**** Input ****

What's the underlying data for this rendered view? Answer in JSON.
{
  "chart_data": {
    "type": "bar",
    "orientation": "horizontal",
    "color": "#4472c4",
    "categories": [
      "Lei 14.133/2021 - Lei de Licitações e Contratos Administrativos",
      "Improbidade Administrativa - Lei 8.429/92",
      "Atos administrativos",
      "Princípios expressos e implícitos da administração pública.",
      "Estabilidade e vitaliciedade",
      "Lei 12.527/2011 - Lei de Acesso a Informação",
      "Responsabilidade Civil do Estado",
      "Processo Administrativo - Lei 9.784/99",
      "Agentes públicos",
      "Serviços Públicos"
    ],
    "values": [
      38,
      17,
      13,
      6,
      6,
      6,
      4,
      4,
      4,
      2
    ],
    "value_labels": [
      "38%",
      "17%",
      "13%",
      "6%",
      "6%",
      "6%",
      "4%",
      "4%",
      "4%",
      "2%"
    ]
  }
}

****

## To do
Copy out every entry again, exactly as it was given.

## Task answer
What's the underlying data for this rendered view? Answer in JSON.
{
  "chart_data": {
    "type": "bar",
    "orientation": "horizontal",
    "color": "#4472c4",
    "categories": [
      "Lei 14.133/2021 - Lei de Licitações e Contratos Administrativos",
      "Improbidade Administrativa - Lei 8.429/92",
      "Atos administrativos",
      "Princípios expressos e implícitos da administração pública.",
      "Estabilidade e vitaliciedade",
      "Lei 12.527/2011 - Lei de Acesso a Informação",
      "Responsabilidade Civil do Estado",
      "Processo Administrativo - Lei 9.784/99",
      "Agentes públicos",
      "Serviços Públicos"
    ],
    "values": [
      38,
      17,
      13,
      6,
      6,
      6,
      4,
      4,
      4,
      2
    ],
    "value_labels": [
      "38%",
      "17%",
      "13%",
      "6%",
      "6%",
      "6%",
      "4%",
      "4%",
      "4%",
      "2%"
    ]
  }
}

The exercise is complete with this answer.